Aim: Report every line from the material that contains the word "name".

— START Task inputs —

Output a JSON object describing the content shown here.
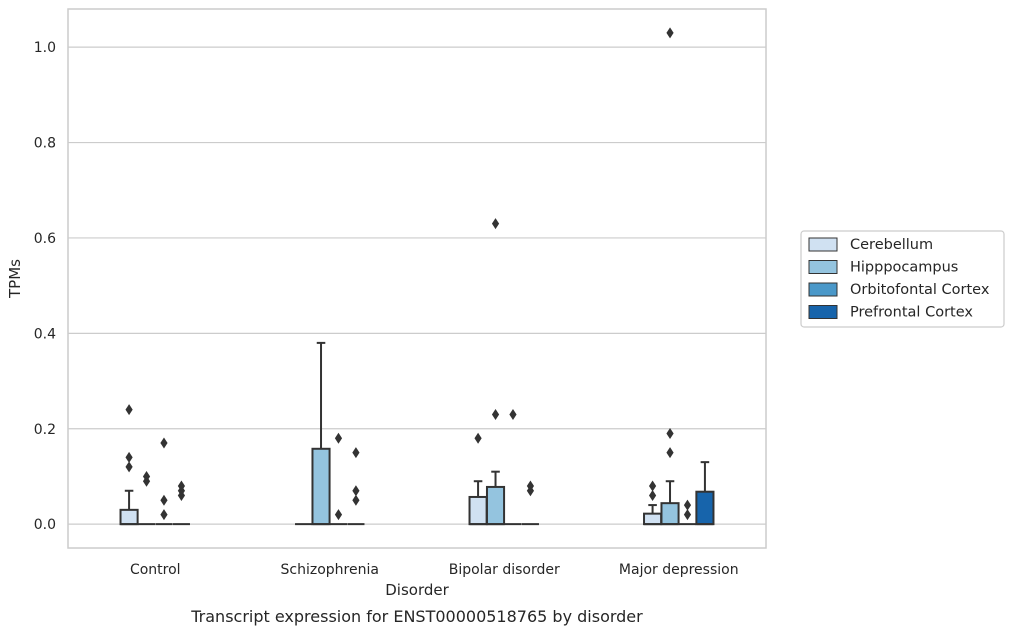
{
  "chart_data": {
    "type": "box",
    "title": "",
    "xlabel": "Disorder",
    "ylabel": "TPMs",
    "caption": "Transcript expression for ENST00000518765 by disorder",
    "ylim": [
      -0.05,
      1.08
    ],
    "yticks": [
      0.0,
      0.2,
      0.4,
      0.6,
      0.8,
      1.0
    ],
    "ytick_labels": [
      "0.0",
      "0.2",
      "0.4",
      "0.6",
      "0.8",
      "1.0"
    ],
    "grid": "horizontal",
    "legend_position": "right",
    "categories": [
      "Control",
      "Schizophrenia",
      "Bipolar disorder",
      "Major depression"
    ],
    "series": [
      {
        "name": "Cerebellum",
        "color": "#d0e1f2",
        "boxes": [
          {
            "q1": 0.0,
            "median": 0.0,
            "q3": 0.03,
            "whisker_low": 0.0,
            "whisker_high": 0.07,
            "outliers": [
              0.12,
              0.14,
              0.24
            ]
          },
          {
            "q1": 0.0,
            "median": 0.0,
            "q3": 0.0,
            "whisker_low": 0.0,
            "whisker_high": 0.0,
            "outliers": []
          },
          {
            "q1": 0.0,
            "median": 0.0,
            "q3": 0.057,
            "whisker_low": 0.0,
            "whisker_high": 0.09,
            "outliers": [
              0.18
            ]
          },
          {
            "q1": 0.0,
            "median": 0.0,
            "q3": 0.022,
            "whisker_low": 0.0,
            "whisker_high": 0.04,
            "outliers": [
              0.06,
              0.08
            ]
          }
        ]
      },
      {
        "name": "Hipppocampus",
        "color": "#94c4df",
        "boxes": [
          {
            "q1": 0.0,
            "median": 0.0,
            "q3": 0.0,
            "whisker_low": 0.0,
            "whisker_high": 0.0,
            "outliers": [
              0.09,
              0.1
            ]
          },
          {
            "q1": 0.0,
            "median": 0.0,
            "q3": 0.158,
            "whisker_low": 0.0,
            "whisker_high": 0.38,
            "outliers": []
          },
          {
            "q1": 0.0,
            "median": 0.0,
            "q3": 0.078,
            "whisker_low": 0.0,
            "whisker_high": 0.11,
            "outliers": [
              0.23,
              0.63
            ]
          },
          {
            "q1": 0.0,
            "median": 0.0,
            "q3": 0.044,
            "whisker_low": 0.0,
            "whisker_high": 0.09,
            "outliers": [
              0.15,
              0.19,
              1.03
            ]
          }
        ]
      },
      {
        "name": "Orbitofontal Cortex",
        "color": "#4a98c9",
        "boxes": [
          {
            "q1": 0.0,
            "median": 0.0,
            "q3": 0.0,
            "whisker_low": 0.0,
            "whisker_high": 0.0,
            "outliers": [
              0.02,
              0.05,
              0.17
            ]
          },
          {
            "q1": 0.0,
            "median": 0.0,
            "q3": 0.0,
            "whisker_low": 0.0,
            "whisker_high": 0.0,
            "outliers": [
              0.02,
              0.18
            ]
          },
          {
            "q1": 0.0,
            "median": 0.0,
            "q3": 0.0,
            "whisker_low": 0.0,
            "whisker_high": 0.0,
            "outliers": [
              0.23
            ]
          },
          {
            "q1": 0.0,
            "median": 0.0,
            "q3": 0.0,
            "whisker_low": 0.0,
            "whisker_high": 0.0,
            "outliers": [
              0.02,
              0.04
            ]
          }
        ]
      },
      {
        "name": "Prefrontal Cortex",
        "color": "#1764ab",
        "boxes": [
          {
            "q1": 0.0,
            "median": 0.0,
            "q3": 0.0,
            "whisker_low": 0.0,
            "whisker_high": 0.0,
            "outliers": [
              0.06,
              0.07,
              0.08
            ]
          },
          {
            "q1": 0.0,
            "median": 0.0,
            "q3": 0.0,
            "whisker_low": 0.0,
            "whisker_high": 0.0,
            "outliers": [
              0.05,
              0.07,
              0.15
            ]
          },
          {
            "q1": 0.0,
            "median": 0.0,
            "q3": 0.0,
            "whisker_low": 0.0,
            "whisker_high": 0.0,
            "outliers": [
              0.07,
              0.08
            ]
          },
          {
            "q1": 0.0,
            "median": 0.0,
            "q3": 0.068,
            "whisker_low": 0.0,
            "whisker_high": 0.13,
            "outliers": []
          }
        ]
      }
    ]
  },
  "colors": {
    "grid": "#cccccc",
    "frame": "#cccccc",
    "line": "#333333",
    "text": "#262626"
  }
}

— END Task inputs —

Finished exercise:
        "name": "Cerebellum",
        "name": "Hipppocampus",
        "name": "Orbitofontal Cortex",
        "name": "Prefrontal Cortex",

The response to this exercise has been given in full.